■ **TASK TO CARRY OUT**: Output the data below in full, character for character.

■ **PROVIDED DATA**:
* * * * * * *
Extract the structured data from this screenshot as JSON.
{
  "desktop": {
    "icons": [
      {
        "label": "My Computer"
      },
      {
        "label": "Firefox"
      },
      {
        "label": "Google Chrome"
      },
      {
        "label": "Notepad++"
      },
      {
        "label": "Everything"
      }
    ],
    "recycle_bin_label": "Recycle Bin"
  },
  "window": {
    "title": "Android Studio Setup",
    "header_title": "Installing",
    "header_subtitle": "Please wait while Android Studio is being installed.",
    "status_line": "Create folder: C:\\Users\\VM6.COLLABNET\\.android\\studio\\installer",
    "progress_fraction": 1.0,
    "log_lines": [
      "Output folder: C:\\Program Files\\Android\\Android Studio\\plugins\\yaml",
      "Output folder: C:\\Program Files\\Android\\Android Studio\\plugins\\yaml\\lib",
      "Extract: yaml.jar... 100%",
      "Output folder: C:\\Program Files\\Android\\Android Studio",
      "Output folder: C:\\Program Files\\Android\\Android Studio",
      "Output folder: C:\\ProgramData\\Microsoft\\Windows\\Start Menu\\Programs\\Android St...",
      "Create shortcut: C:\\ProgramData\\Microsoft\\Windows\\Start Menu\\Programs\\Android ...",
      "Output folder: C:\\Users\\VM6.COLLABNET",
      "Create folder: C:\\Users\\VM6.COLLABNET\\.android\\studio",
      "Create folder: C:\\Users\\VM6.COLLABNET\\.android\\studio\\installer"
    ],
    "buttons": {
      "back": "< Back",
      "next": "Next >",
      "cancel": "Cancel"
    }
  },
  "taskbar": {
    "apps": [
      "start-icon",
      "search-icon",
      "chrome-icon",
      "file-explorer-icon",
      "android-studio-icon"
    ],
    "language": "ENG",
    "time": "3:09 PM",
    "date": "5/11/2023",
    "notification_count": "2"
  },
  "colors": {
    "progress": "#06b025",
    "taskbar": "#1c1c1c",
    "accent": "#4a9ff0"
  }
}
* * * * * * *
■ **RESPONSE TO THIS TASK**:
Extract the structured data from this screenshot as JSON.
{
  "desktop": {
    "icons": [
      {
        "label": "My Computer"
      },
      {
        "label": "Firefox"
      },
      {
        "label": "Google Chrome"
      },
      {
        "label": "Notepad++"
      },
      {
        "label": "Everything"
      }
    ],
    "recycle_bin_label": "Recycle Bin"
  },
  "window": {
    "title": "Android Studio Setup",
    "header_title": "Installing",
    "header_subtitle": "Please wait while Android Studio is being installed.",
    "status_line": "Create folder: C:\\Users\\VM6.COLLABNET\\.android\\studio\\installer",
    "progress_fraction": 1.0,
    "log_lines": [
      "Output folder: C:\\Program Files\\Android\\Android Studio\\plugins\\yaml",
      "Output folder: C:\\Program Files\\Android\\Android Studio\\plugins\\yaml\\lib",
      "Extract: yaml.jar... 100%",
      "Output folder: C:\\Program Files\\Android\\Android Studio",
      "Output folder: C:\\Program Files\\Android\\Android Studio",
      "Output folder: C:\\ProgramData\\Microsoft\\Windows\\Start Menu\\Programs\\Android St...",
      "Create shortcut: C:\\ProgramData\\Microsoft\\Windows\\Start Menu\\Programs\\Android ...",
      "Output folder: C:\\Users\\VM6.COLLABNET",
      "Create folder: C:\\Users\\VM6.COLLABNET\\.android\\studio",
      "Create folder: C:\\Users\\VM6.COLLABNET\\.android\\studio\\installer"
    ],
    "buttons": {
      "back": "< Back",
      "next": "Next >",
      "cancel": "Cancel"
    }
  },
  "taskbar": {
    "apps": [
      "start-icon",
      "search-icon",
      "chrome-icon",
      "file-explorer-icon",
      "android-studio-icon"
    ],
    "language": "ENG",
    "time": "3:09 PM",
    "date": "5/11/2023",
    "notification_count": "2"
  },
  "colors": {
    "progress": "#06b025",
    "taskbar": "#1c1c1c",
    "accent": "#4a9ff0"
  }
}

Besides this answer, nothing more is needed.